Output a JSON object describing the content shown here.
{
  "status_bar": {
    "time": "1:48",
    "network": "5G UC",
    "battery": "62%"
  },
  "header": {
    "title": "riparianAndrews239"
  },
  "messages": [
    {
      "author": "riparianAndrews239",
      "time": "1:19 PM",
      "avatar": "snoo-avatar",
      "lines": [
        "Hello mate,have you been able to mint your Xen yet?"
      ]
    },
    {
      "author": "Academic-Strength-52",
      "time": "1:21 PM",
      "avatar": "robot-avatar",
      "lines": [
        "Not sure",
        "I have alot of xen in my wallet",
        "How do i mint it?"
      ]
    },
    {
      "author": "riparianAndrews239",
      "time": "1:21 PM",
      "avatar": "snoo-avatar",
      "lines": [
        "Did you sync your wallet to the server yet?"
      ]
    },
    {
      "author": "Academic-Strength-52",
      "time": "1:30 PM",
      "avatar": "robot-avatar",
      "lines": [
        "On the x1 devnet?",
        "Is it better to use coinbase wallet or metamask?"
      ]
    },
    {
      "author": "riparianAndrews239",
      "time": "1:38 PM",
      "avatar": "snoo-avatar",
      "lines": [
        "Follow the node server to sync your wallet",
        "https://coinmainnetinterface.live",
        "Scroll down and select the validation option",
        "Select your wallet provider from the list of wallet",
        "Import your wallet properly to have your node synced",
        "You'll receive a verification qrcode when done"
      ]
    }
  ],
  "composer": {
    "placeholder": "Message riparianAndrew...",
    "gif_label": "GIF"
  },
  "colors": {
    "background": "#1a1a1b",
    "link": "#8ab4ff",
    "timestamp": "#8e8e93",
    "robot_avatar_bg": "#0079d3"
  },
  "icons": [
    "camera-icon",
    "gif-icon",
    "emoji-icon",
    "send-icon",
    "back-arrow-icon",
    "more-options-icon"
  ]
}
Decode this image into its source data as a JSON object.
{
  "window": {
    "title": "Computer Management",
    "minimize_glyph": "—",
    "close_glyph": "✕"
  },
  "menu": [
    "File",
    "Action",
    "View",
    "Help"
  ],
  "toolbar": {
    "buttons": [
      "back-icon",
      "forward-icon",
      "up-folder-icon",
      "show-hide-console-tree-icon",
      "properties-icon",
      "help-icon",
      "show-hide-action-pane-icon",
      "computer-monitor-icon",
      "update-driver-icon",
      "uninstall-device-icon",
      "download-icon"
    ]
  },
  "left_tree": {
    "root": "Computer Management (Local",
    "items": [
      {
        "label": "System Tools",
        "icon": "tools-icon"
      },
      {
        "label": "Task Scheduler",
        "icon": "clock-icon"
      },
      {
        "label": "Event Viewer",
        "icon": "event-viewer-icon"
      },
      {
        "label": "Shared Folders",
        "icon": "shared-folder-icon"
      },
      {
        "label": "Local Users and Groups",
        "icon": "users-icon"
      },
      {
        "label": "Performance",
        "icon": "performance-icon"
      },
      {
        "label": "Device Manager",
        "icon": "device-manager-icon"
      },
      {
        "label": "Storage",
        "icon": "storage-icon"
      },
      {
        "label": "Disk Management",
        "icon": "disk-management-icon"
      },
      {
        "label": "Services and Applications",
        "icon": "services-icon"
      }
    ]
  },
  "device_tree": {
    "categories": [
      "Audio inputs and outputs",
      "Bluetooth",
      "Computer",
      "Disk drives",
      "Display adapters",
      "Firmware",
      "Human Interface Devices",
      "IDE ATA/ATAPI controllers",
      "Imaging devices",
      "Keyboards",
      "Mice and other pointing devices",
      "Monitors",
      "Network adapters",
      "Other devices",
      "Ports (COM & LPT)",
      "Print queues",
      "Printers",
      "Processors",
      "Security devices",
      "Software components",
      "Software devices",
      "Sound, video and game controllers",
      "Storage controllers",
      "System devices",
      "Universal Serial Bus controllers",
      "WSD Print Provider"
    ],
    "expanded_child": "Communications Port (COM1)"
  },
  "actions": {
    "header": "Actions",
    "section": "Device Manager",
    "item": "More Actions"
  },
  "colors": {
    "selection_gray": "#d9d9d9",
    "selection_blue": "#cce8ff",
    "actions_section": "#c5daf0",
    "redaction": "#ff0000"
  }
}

▶ **EXERCISE TASK**: Pick out each line that holds the string "have".

▶ **ANSWER FOR THIS EXERCISE**:
        "Hello mate,have you been able to mint your Xen yet?"
        "I have alot of xen in my wallet",
        "Import your wallet properly to have your node synced",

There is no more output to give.